-- Figure data in JSON --

---------------

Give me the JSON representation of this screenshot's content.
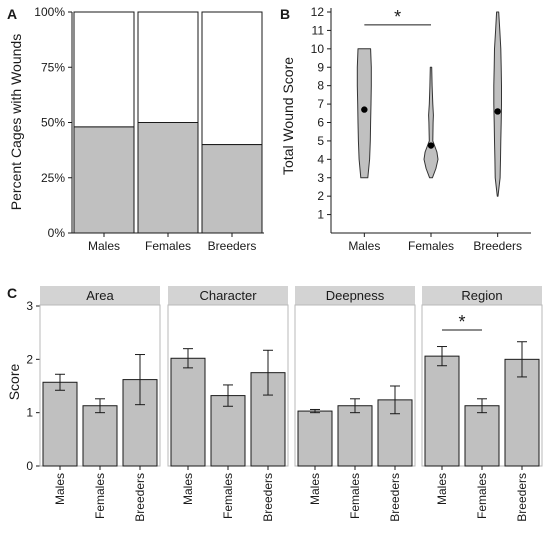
{
  "panels": [
    {
      "id": "A",
      "label": "A",
      "ylabel": "Percent Cages with Wounds",
      "chart_data": {
        "type": "bar",
        "stacked": true,
        "categories": [
          "Males",
          "Females",
          "Breeders"
        ],
        "values": [
          48,
          50,
          40
        ],
        "ylim": [
          0,
          100
        ],
        "yticks": [
          "0%",
          "25%",
          "50%",
          "75%",
          "100%"
        ],
        "colors": {
          "wounds": "#c0c0c0",
          "remainder": "#ffffff",
          "stroke": "#1a1a1a"
        }
      }
    },
    {
      "id": "B",
      "label": "B",
      "ylabel": "Total Wound Score",
      "chart_data": {
        "type": "violin",
        "categories": [
          "Males",
          "Females",
          "Breeders"
        ],
        "ylim": [
          0,
          12
        ],
        "yticks": [
          "1",
          "2",
          "3",
          "4",
          "5",
          "6",
          "7",
          "8",
          "9",
          "10",
          "11",
          "12"
        ],
        "series": [
          {
            "range": [
              3,
              10
            ],
            "mean": 6.7,
            "profile": [
              [
                3,
                0.5
              ],
              [
                4,
                0.75
              ],
              [
                5,
                0.85
              ],
              [
                6,
                0.9
              ],
              [
                7,
                0.95
              ],
              [
                8,
                1.0
              ],
              [
                9,
                1.0
              ],
              [
                10,
                0.9
              ]
            ]
          },
          {
            "range": [
              3,
              9
            ],
            "mean": 4.75,
            "profile": [
              [
                3,
                0.2
              ],
              [
                3.5,
                0.7
              ],
              [
                4,
                1.0
              ],
              [
                4.4,
                0.85
              ],
              [
                5,
                0.25
              ],
              [
                6,
                0.3
              ],
              [
                6.4,
                0.35
              ],
              [
                7,
                0.25
              ],
              [
                8,
                0.15
              ],
              [
                9,
                0.1
              ]
            ]
          },
          {
            "range": [
              2,
              12
            ],
            "mean": 6.6,
            "profile": [
              [
                2,
                0.05
              ],
              [
                3,
                0.35
              ],
              [
                4,
                0.4
              ],
              [
                5,
                0.45
              ],
              [
                6,
                0.5
              ],
              [
                7,
                0.55
              ],
              [
                8,
                0.55
              ],
              [
                9,
                0.5
              ],
              [
                10,
                0.45
              ],
              [
                11,
                0.3
              ],
              [
                12,
                0.15
              ]
            ]
          }
        ],
        "significance": {
          "between": [
            "Males",
            "Females"
          ],
          "label": "*"
        },
        "colors": {
          "fill": "#c0c0c0",
          "point": "#000000"
        }
      }
    },
    {
      "id": "C",
      "label": "C",
      "ylabel": "Score",
      "chart_data": {
        "type": "bar",
        "facets": [
          "Area",
          "Character",
          "Deepness",
          "Region"
        ],
        "categories": [
          "Males",
          "Females",
          "Breeders"
        ],
        "ylim": [
          0,
          3
        ],
        "yticks": [
          "0",
          "1",
          "2",
          "3"
        ],
        "series": [
          {
            "facet": "Area",
            "values": [
              1.57,
              1.13,
              1.62
            ],
            "errors": [
              0.15,
              0.13,
              0.47
            ]
          },
          {
            "facet": "Character",
            "values": [
              2.02,
              1.32,
              1.75
            ],
            "errors": [
              0.18,
              0.2,
              0.42
            ]
          },
          {
            "facet": "Deepness",
            "values": [
              1.03,
              1.13,
              1.24
            ],
            "errors": [
              0.03,
              0.13,
              0.26
            ]
          },
          {
            "facet": "Region",
            "values": [
              2.06,
              1.13,
              2.0
            ],
            "errors": [
              0.18,
              0.13,
              0.33
            ]
          }
        ],
        "significance": {
          "facet": "Region",
          "between": [
            "Males",
            "Females"
          ],
          "label": "*"
        },
        "colors": {
          "bar": "#c0c0c0",
          "strip": "#d3d3d3",
          "panel_border": "#b8b8b8"
        }
      }
    }
  ]
}
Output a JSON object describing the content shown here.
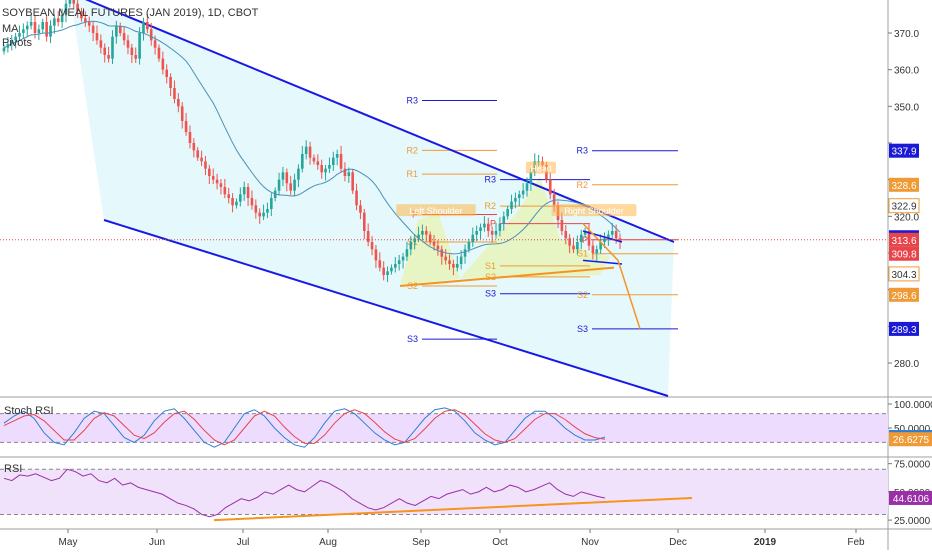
{
  "header": {
    "title": "SOYBEAN MEAL FUTURES (JAN 2019), 1D, CBOT",
    "indicators": [
      "MA",
      "Pivots"
    ]
  },
  "colors": {
    "up": "#26a69a",
    "down": "#ef5350",
    "channel": "#1919e6",
    "channel_fill": "#e0f7fa",
    "ma": "#4a90b8",
    "pattern_fill": "#e6f5b8",
    "pivot_red": "#e8454b",
    "pivot_orange": "#f09a35",
    "pivot_blue": "#1a1ad6",
    "stoch_k": "#2e7fd1",
    "stoch_d": "#e8454b",
    "stoch_band": "#eedcff",
    "rsi": "#9a2fa8",
    "rsi_band": "#f0e2fb",
    "trend": "#f7931e",
    "pointer": "#ffb84d"
  },
  "chart_data": [
    {
      "type": "candlestick",
      "panel": "price",
      "ylim": [
        271,
        379
      ],
      "y_ticks": [
        280.0,
        290.0,
        300.0,
        310.0,
        320.0,
        330.0,
        340.0,
        350.0,
        360.0,
        370.0
      ],
      "y_tick_labels": [
        "280.0",
        "",
        "",
        "",
        "320.0",
        "",
        "",
        "350.0",
        "360.0",
        "370.0"
      ],
      "x_labels": [
        "May",
        "Jun",
        "Jul",
        "Aug",
        "Sep",
        "Oct",
        "Nov",
        "Dec",
        "2019",
        "Feb"
      ],
      "price_badges": [
        {
          "value": 337.9,
          "label": "337.9",
          "color": "#1a1ad6",
          "style": "solid"
        },
        {
          "value": 328.6,
          "label": "328.6",
          "color": "#f09a35",
          "style": "solid"
        },
        {
          "value": 322.9,
          "label": "322.9",
          "color": "#f09a35",
          "style": "outline"
        },
        {
          "value": 314.3,
          "label": "314.3",
          "color": "#1a1ad6",
          "style": "solid"
        },
        {
          "value": 313.6,
          "label": "313.6",
          "color": "#e8454b",
          "style": "solid"
        },
        {
          "value": 309.8,
          "label": "309.8",
          "color": "#e8454b",
          "style": "solid"
        },
        {
          "value": 304.3,
          "label": "304.3",
          "color": "#f09a35",
          "style": "outline"
        },
        {
          "value": 298.6,
          "label": "298.6",
          "color": "#f09a35",
          "style": "solid"
        },
        {
          "value": 289.3,
          "label": "289.3",
          "color": "#1a1ad6",
          "style": "solid"
        }
      ],
      "closes": [
        366,
        367,
        368,
        369,
        370,
        371,
        372,
        373,
        370,
        371,
        373,
        369,
        372,
        374,
        373,
        375,
        378,
        380,
        378,
        376,
        374,
        373,
        372,
        370,
        368,
        366,
        364,
        363,
        369,
        372,
        370,
        368,
        366,
        364,
        363,
        370,
        373,
        371,
        368,
        366,
        363,
        360,
        358,
        355,
        352,
        350,
        346,
        343,
        340,
        338,
        336,
        335,
        333,
        331,
        330,
        329,
        328,
        326,
        325,
        323,
        324,
        326,
        328,
        325,
        323,
        321,
        320,
        321,
        322,
        325,
        327,
        330,
        332,
        329,
        327,
        330,
        333,
        337,
        339,
        336,
        335,
        334,
        332,
        333,
        334,
        336,
        337,
        333,
        331,
        332,
        327,
        323,
        321,
        316,
        313,
        311,
        308,
        306,
        304,
        305,
        306,
        307,
        308,
        309,
        311,
        313,
        314,
        315,
        316,
        315,
        313,
        312,
        311,
        309,
        308,
        307,
        306,
        307,
        309,
        311,
        313,
        315,
        316,
        317,
        318,
        316,
        315,
        316,
        318,
        320,
        322,
        324,
        325,
        326,
        327,
        329,
        332,
        335,
        335,
        334,
        330,
        326,
        323,
        319,
        316,
        314,
        312,
        311,
        313,
        315,
        316,
        312,
        310,
        311,
        313,
        314,
        315,
        316,
        314,
        313
      ],
      "volatility": 2.2,
      "moving_average": "20-period",
      "pivots": [
        {
          "label": "R3",
          "value": 351.6,
          "color": "#1a1ad6"
        },
        {
          "label": "R2",
          "value": 338.0,
          "color": "#f09a35"
        },
        {
          "label": "R1",
          "value": 331.5,
          "color": "#f09a35"
        },
        {
          "label": "P",
          "value": 320.5,
          "color": "#e8454b"
        },
        {
          "label": "S1",
          "value": 313.0,
          "color": "#f09a35"
        },
        {
          "label": "S2",
          "value": 301.0,
          "color": "#f09a35"
        },
        {
          "label": "S3",
          "value": 286.5,
          "color": "#1a1ad6"
        }
      ],
      "pivots_oct": [
        {
          "label": "R3",
          "value": 330.0,
          "color": "#1a1ad6"
        },
        {
          "label": "R2",
          "value": 322.8,
          "color": "#f09a35"
        },
        {
          "label": "P",
          "value": 318.0,
          "color": "#e8454b"
        },
        {
          "label": "S1",
          "value": 306.5,
          "color": "#f09a35"
        },
        {
          "label": "S2",
          "value": 303.5,
          "color": "#f09a35"
        },
        {
          "label": "S3",
          "value": 298.9,
          "color": "#1a1ad6"
        }
      ],
      "pivots_nov": [
        {
          "label": "R3",
          "value": 337.9,
          "color": "#1a1ad6"
        },
        {
          "label": "R2",
          "value": 328.6,
          "color": "#f09a35"
        },
        {
          "label": "P",
          "value": 313.6,
          "color": "#e8454b"
        },
        {
          "label": "S1",
          "value": 309.8,
          "color": "#f09a35"
        },
        {
          "label": "S2",
          "value": 298.6,
          "color": "#f09a35"
        },
        {
          "label": "S3",
          "value": 289.3,
          "color": "#1a1ad6"
        }
      ],
      "pattern_labels": [
        "Left Shoulder",
        "Head",
        "Right Shoulder"
      ]
    },
    {
      "type": "line",
      "panel": "stoch",
      "title": "Stoch RSI",
      "ylim": [
        0,
        100
      ],
      "y_ticks": [
        100,
        50
      ],
      "y_tick_labels": [
        "100.0000",
        "50.0000"
      ],
      "bands": [
        80,
        20
      ],
      "series": [
        {
          "name": "K",
          "values": [
            60,
            75,
            85,
            70,
            40,
            20,
            15,
            40,
            70,
            85,
            80,
            55,
            30,
            20,
            35,
            65,
            85,
            90,
            70,
            45,
            20,
            10,
            20,
            50,
            80,
            88,
            75,
            50,
            30,
            15,
            10,
            30,
            60,
            85,
            90,
            80,
            60,
            40,
            25,
            15,
            20,
            45,
            70,
            88,
            92,
            85,
            65,
            40,
            25,
            15,
            20,
            45,
            70,
            85,
            85,
            70,
            50,
            35,
            25,
            25,
            31
          ]
        },
        {
          "name": "D",
          "values": [
            55,
            65,
            75,
            78,
            65,
            45,
            25,
            25,
            45,
            70,
            82,
            75,
            55,
            35,
            28,
            40,
            62,
            80,
            85,
            68,
            45,
            25,
            15,
            25,
            50,
            75,
            85,
            75,
            52,
            32,
            18,
            18,
            35,
            60,
            80,
            88,
            80,
            62,
            42,
            27,
            20,
            28,
            48,
            70,
            85,
            88,
            78,
            58,
            38,
            25,
            20,
            28,
            48,
            68,
            80,
            80,
            68,
            52,
            38,
            30,
            26.6
          ]
        }
      ],
      "value_badges": [
        {
          "value": 31.1716,
          "label": "31.1716",
          "color": "#2e7fd1"
        },
        {
          "value": 26.6275,
          "label": "26.6275",
          "color": "#f09a35"
        }
      ]
    },
    {
      "type": "line",
      "panel": "rsi",
      "title": "RSI",
      "ylim": [
        18,
        80
      ],
      "y_ticks": [
        75,
        50,
        25
      ],
      "y_tick_labels": [
        "75.0000",
        "50.0000",
        "25.0000"
      ],
      "bands": [
        70,
        30
      ],
      "series": [
        {
          "name": "RSI",
          "values": [
            62,
            60,
            65,
            64,
            66,
            63,
            60,
            62,
            70,
            68,
            64,
            66,
            60,
            58,
            62,
            56,
            58,
            54,
            52,
            50,
            48,
            44,
            40,
            38,
            35,
            30,
            28,
            30,
            36,
            40,
            44,
            42,
            45,
            50,
            48,
            52,
            56,
            52,
            50,
            55,
            60,
            58,
            54,
            50,
            44,
            40,
            36,
            34,
            36,
            40,
            44,
            40,
            38,
            42,
            46,
            44,
            48,
            50,
            52,
            48,
            50,
            54,
            50,
            52,
            56,
            54,
            50,
            52,
            55,
            58,
            52,
            48,
            46,
            50,
            48,
            46,
            44.6
          ]
        }
      ],
      "trendline": {
        "start": 25.0,
        "end": 44.6
      },
      "value_badges": [
        {
          "value": 44.6106,
          "label": "44.6106",
          "color": "#9a2fa8"
        }
      ]
    }
  ]
}
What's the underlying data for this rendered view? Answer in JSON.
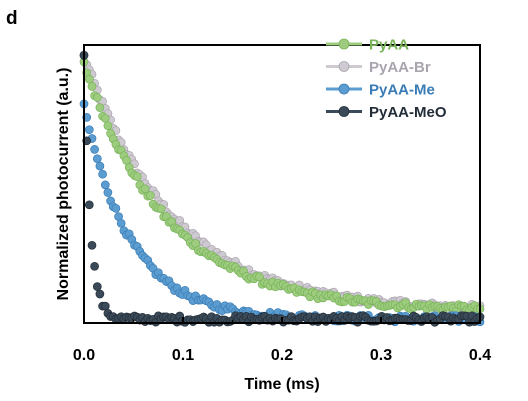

---------------

-- Your task --
Go through the entries above and pull out each line with "title" in it.

-- Exercise solution --
    "title": "SOYBEAN MEAL FUTURES (JAN 2019), 1D, CBOT",
      "title": "Stoch RSI",
      "title": "RSI",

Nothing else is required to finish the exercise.